Output every entry exactly as given.

──────── DATA LINES

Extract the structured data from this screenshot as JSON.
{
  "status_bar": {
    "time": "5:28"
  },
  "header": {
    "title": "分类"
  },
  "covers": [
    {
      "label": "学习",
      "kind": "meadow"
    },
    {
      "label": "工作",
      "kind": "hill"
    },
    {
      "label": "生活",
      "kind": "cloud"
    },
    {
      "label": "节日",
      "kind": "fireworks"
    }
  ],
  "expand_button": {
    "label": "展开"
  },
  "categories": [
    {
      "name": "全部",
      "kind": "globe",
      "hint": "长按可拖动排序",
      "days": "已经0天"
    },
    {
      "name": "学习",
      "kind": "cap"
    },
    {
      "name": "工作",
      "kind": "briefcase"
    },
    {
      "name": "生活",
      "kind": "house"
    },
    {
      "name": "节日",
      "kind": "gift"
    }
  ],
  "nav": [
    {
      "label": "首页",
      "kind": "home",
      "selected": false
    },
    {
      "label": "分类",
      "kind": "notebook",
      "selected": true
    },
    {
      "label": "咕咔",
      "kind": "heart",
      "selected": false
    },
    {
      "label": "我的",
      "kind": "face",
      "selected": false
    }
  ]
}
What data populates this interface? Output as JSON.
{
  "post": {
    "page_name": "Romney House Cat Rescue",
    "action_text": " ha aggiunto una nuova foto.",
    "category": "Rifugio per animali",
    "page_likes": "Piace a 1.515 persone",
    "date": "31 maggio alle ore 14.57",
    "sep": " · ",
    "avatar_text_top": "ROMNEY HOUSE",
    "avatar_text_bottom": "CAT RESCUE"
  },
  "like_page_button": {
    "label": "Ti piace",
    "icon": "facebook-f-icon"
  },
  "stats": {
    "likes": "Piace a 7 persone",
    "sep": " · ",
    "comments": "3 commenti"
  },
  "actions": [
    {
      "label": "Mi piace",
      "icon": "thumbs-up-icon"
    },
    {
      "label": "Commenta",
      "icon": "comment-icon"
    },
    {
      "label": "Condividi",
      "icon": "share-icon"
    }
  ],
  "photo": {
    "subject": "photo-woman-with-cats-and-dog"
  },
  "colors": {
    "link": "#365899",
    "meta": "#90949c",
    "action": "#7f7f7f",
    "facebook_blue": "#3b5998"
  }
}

────────────────

RESULT BELOW
Extract the structured data from this screenshot as JSON.
{
  "status_bar": {
    "time": "5:28"
  },
  "header": {
    "title": "分类"
  },
  "covers": [
    {
      "label": "学习",
      "kind": "meadow"
    },
    {
      "label": "工作",
      "kind": "hill"
    },
    {
      "label": "生活",
      "kind": "cloud"
    },
    {
      "label": "节日",
      "kind": "fireworks"
    }
  ],
  "expand_button": {
    "label": "展开"
  },
  "categories": [
    {
      "name": "全部",
      "kind": "globe",
      "hint": "长按可拖动排序",
      "days": "已经0天"
    },
    {
      "name": "学习",
      "kind": "cap"
    },
    {
      "name": "工作",
      "kind": "briefcase"
    },
    {
      "name": "生活",
      "kind": "house"
    },
    {
      "name": "节日",
      "kind": "gift"
    }
  ],
  "nav": [
    {
      "label": "首页",
      "kind": "home",
      "selected": false
    },
    {
      "label": "分类",
      "kind": "notebook",
      "selected": true
    },
    {
      "label": "咕咔",
      "kind": "heart",
      "selected": false
    },
    {
      "label": "我的",
      "kind": "face",
      "selected": false
    }
  ]
}
What data populates this interface? Output as JSON.
{
  "post": {
    "page_name": "Romney House Cat Rescue",
    "action_text": " ha aggiunto una nuova foto.",
    "category": "Rifugio per animali",
    "page_likes": "Piace a 1.515 persone",
    "date": "31 maggio alle ore 14.57",
    "sep": " · ",
    "avatar_text_top": "ROMNEY HOUSE",
    "avatar_text_bottom": "CAT RESCUE"
  },
  "like_page_button": {
    "label": "Ti piace",
    "icon": "facebook-f-icon"
  },
  "stats": {
    "likes": "Piace a 7 persone",
    "sep": " · ",
    "comments": "3 commenti"
  },
  "actions": [
    {
      "label": "Mi piace",
      "icon": "thumbs-up-icon"
    },
    {
      "label": "Commenta",
      "icon": "comment-icon"
    },
    {
      "label": "Condividi",
      "icon": "share-icon"
    }
  ],
  "photo": {
    "subject": "photo-woman-with-cats-and-dog"
  },
  "colors": {
    "link": "#365899",
    "meta": "#90949c",
    "action": "#7f7f7f",
    "facebook_blue": "#3b5998"
  }
}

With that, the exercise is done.